:: Excerpted records ::

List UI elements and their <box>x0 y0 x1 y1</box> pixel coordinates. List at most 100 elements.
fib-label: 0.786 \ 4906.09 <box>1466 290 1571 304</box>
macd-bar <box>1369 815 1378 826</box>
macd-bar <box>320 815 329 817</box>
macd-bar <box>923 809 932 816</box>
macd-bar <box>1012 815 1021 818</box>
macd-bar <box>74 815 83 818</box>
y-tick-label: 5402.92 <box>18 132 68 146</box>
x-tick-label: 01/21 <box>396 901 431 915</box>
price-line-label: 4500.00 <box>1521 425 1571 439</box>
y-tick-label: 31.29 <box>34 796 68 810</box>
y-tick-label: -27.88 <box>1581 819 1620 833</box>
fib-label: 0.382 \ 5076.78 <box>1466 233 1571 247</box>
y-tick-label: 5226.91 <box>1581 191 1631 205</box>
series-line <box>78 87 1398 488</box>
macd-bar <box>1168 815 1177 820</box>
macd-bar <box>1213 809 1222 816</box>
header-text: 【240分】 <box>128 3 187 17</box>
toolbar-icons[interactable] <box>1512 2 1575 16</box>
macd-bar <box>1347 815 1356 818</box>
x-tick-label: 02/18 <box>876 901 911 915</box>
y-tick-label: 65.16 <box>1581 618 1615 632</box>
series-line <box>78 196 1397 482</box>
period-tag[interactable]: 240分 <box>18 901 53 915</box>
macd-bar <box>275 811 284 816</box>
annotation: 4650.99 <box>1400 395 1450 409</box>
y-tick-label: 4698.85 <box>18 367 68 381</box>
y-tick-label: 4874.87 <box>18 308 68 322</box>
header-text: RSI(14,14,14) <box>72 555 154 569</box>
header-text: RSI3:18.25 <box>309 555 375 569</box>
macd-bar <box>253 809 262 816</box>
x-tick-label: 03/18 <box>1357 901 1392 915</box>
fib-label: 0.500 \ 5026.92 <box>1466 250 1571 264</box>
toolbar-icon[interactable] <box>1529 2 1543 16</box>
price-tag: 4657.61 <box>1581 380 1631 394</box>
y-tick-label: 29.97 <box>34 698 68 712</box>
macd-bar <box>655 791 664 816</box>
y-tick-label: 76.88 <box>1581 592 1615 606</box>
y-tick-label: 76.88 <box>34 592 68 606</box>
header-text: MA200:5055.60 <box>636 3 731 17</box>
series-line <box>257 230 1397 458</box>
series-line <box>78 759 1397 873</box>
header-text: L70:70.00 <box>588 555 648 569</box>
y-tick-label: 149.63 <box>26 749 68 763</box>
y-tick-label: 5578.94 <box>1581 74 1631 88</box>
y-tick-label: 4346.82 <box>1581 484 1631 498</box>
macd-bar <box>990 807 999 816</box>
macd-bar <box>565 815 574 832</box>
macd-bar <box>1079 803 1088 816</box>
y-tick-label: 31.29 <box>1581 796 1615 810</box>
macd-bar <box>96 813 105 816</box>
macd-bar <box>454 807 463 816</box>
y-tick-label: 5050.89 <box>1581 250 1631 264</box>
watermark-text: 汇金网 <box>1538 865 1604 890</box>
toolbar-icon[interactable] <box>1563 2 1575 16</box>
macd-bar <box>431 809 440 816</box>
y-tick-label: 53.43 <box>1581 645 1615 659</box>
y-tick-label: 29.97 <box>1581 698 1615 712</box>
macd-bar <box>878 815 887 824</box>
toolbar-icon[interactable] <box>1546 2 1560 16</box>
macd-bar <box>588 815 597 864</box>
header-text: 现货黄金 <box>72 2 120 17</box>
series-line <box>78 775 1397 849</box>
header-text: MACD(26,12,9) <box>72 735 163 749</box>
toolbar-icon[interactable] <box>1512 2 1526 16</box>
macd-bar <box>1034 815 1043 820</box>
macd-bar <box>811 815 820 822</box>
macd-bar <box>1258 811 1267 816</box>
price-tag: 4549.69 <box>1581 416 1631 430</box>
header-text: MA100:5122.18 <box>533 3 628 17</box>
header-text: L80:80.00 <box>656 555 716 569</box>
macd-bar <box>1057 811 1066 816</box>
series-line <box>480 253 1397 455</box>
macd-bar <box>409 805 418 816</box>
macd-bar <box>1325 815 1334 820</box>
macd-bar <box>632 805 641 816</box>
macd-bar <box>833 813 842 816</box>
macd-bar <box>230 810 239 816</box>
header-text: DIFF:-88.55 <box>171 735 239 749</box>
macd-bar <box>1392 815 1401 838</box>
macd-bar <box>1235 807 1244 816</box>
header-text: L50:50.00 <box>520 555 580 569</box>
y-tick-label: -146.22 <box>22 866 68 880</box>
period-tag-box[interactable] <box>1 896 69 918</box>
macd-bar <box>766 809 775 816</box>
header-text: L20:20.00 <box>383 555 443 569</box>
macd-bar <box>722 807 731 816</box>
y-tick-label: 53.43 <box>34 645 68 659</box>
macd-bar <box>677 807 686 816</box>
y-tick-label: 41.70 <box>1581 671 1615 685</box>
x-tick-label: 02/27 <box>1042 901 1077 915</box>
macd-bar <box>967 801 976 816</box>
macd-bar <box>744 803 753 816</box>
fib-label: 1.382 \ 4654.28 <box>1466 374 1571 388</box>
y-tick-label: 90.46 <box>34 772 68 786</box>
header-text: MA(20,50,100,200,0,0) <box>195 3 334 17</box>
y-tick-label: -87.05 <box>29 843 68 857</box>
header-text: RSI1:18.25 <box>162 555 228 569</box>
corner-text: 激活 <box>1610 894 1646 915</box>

:::

Stated problem:
Return every entry above without any change, reproducing each line character for character.

Task output:
List UI elements and their <box>x0 y0 x1 y1</box> pixel coordinates. List at most 100 elements.
fib-label: 0.786 \ 4906.09 <box>1466 290 1571 304</box>
macd-bar <box>1369 815 1378 826</box>
macd-bar <box>320 815 329 817</box>
macd-bar <box>923 809 932 816</box>
macd-bar <box>1012 815 1021 818</box>
macd-bar <box>74 815 83 818</box>
y-tick-label: 5402.92 <box>18 132 68 146</box>
x-tick-label: 01/21 <box>396 901 431 915</box>
price-line-label: 4500.00 <box>1521 425 1571 439</box>
y-tick-label: 31.29 <box>34 796 68 810</box>
y-tick-label: -27.88 <box>1581 819 1620 833</box>
fib-label: 0.382 \ 5076.78 <box>1466 233 1571 247</box>
y-tick-label: 5226.91 <box>1581 191 1631 205</box>
series-line <box>78 87 1398 488</box>
macd-bar <box>1168 815 1177 820</box>
macd-bar <box>1213 809 1222 816</box>
header-text: 【240分】 <box>128 3 187 17</box>
toolbar-icons[interactable] <box>1512 2 1575 16</box>
macd-bar <box>1347 815 1356 818</box>
x-tick-label: 02/18 <box>876 901 911 915</box>
y-tick-label: 65.16 <box>1581 618 1615 632</box>
series-line <box>78 196 1397 482</box>
period-tag[interactable]: 240分 <box>18 901 53 915</box>
macd-bar <box>275 811 284 816</box>
annotation: 4650.99 <box>1400 395 1450 409</box>
y-tick-label: 4698.85 <box>18 367 68 381</box>
y-tick-label: 4874.87 <box>18 308 68 322</box>
header-text: RSI(14,14,14) <box>72 555 154 569</box>
header-text: RSI3:18.25 <box>309 555 375 569</box>
macd-bar <box>253 809 262 816</box>
x-tick-label: 03/18 <box>1357 901 1392 915</box>
fib-label: 0.500 \ 5026.92 <box>1466 250 1571 264</box>
toolbar-icon[interactable] <box>1529 2 1543 16</box>
price-tag: 4657.61 <box>1581 380 1631 394</box>
y-tick-label: 29.97 <box>34 698 68 712</box>
macd-bar <box>655 791 664 816</box>
y-tick-label: 76.88 <box>1581 592 1615 606</box>
y-tick-label: 76.88 <box>34 592 68 606</box>
header-text: MA200:5055.60 <box>636 3 731 17</box>
series-line <box>257 230 1397 458</box>
series-line <box>78 759 1397 873</box>
header-text: L70:70.00 <box>588 555 648 569</box>
y-tick-label: 149.63 <box>26 749 68 763</box>
y-tick-label: 5578.94 <box>1581 74 1631 88</box>
y-tick-label: 4346.82 <box>1581 484 1631 498</box>
macd-bar <box>990 807 999 816</box>
macd-bar <box>565 815 574 832</box>
macd-bar <box>1079 803 1088 816</box>
y-tick-label: 31.29 <box>1581 796 1615 810</box>
macd-bar <box>96 813 105 816</box>
macd-bar <box>454 807 463 816</box>
y-tick-label: 5050.89 <box>1581 250 1631 264</box>
watermark-text: 汇金网 <box>1538 865 1604 890</box>
toolbar-icon[interactable] <box>1563 2 1575 16</box>
macd-bar <box>431 809 440 816</box>
y-tick-label: 53.43 <box>1581 645 1615 659</box>
y-tick-label: 29.97 <box>1581 698 1615 712</box>
macd-bar <box>878 815 887 824</box>
toolbar-icon[interactable] <box>1546 2 1560 16</box>
macd-bar <box>588 815 597 864</box>
header-text: 现货黄金 <box>72 2 120 17</box>
series-line <box>78 775 1397 849</box>
header-text: MACD(26,12,9) <box>72 735 163 749</box>
toolbar-icon[interactable] <box>1512 2 1526 16</box>
macd-bar <box>1034 815 1043 820</box>
macd-bar <box>811 815 820 822</box>
macd-bar <box>1258 811 1267 816</box>
price-tag: 4549.69 <box>1581 416 1631 430</box>
header-text: MA100:5122.18 <box>533 3 628 17</box>
header-text: L80:80.00 <box>656 555 716 569</box>
macd-bar <box>1057 811 1066 816</box>
series-line <box>480 253 1397 455</box>
macd-bar <box>409 805 418 816</box>
macd-bar <box>1325 815 1334 820</box>
macd-bar <box>632 805 641 816</box>
macd-bar <box>833 813 842 816</box>
macd-bar <box>230 810 239 816</box>
header-text: DIFF:-88.55 <box>171 735 239 749</box>
macd-bar <box>1392 815 1401 838</box>
macd-bar <box>1235 807 1244 816</box>
header-text: L50:50.00 <box>520 555 580 569</box>
y-tick-label: -146.22 <box>22 866 68 880</box>
period-tag-box[interactable] <box>1 896 69 918</box>
macd-bar <box>766 809 775 816</box>
header-text: L20:20.00 <box>383 555 443 569</box>
macd-bar <box>722 807 731 816</box>
y-tick-label: 53.43 <box>34 645 68 659</box>
macd-bar <box>677 807 686 816</box>
y-tick-label: 41.70 <box>1581 671 1615 685</box>
x-tick-label: 02/27 <box>1042 901 1077 915</box>
macd-bar <box>967 801 976 816</box>
macd-bar <box>744 803 753 816</box>
fib-label: 1.382 \ 4654.28 <box>1466 374 1571 388</box>
y-tick-label: 90.46 <box>34 772 68 786</box>
header-text: MA(20,50,100,200,0,0) <box>195 3 334 17</box>
y-tick-label: -87.05 <box>29 843 68 857</box>
header-text: RSI1:18.25 <box>162 555 228 569</box>
corner-text: 激活 <box>1610 894 1646 915</box>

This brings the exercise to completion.